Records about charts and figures
◇ ◇ ◇

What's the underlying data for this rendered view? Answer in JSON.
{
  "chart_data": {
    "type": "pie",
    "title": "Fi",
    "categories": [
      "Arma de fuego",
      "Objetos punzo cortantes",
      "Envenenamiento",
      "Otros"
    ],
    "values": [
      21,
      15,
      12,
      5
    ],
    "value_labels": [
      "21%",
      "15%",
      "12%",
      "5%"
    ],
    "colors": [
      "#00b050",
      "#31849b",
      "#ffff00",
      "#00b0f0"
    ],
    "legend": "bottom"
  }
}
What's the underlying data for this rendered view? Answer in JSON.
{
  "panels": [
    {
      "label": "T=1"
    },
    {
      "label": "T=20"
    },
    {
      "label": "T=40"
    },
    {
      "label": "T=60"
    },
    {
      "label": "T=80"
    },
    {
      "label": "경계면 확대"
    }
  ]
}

◇ ◇ ◇

OBJECTIVE
Above are the records; retype every one exactly.

ANSWER TO THE PROBLEM
What's the underlying data for this rendered view? Answer in JSON.
{
  "chart_data": {
    "type": "pie",
    "title": "Fi",
    "categories": [
      "Arma de fuego",
      "Objetos punzo cortantes",
      "Envenenamiento",
      "Otros"
    ],
    "values": [
      21,
      15,
      12,
      5
    ],
    "value_labels": [
      "21%",
      "15%",
      "12%",
      "5%"
    ],
    "colors": [
      "#00b050",
      "#31849b",
      "#ffff00",
      "#00b0f0"
    ],
    "legend": "bottom"
  }
}
What's the underlying data for this rendered view? Answer in JSON.
{
  "panels": [
    {
      "label": "T=1"
    },
    {
      "label": "T=20"
    },
    {
      "label": "T=40"
    },
    {
      "label": "T=60"
    },
    {
      "label": "T=80"
    },
    {
      "label": "경계면 확대"
    }
  ]
}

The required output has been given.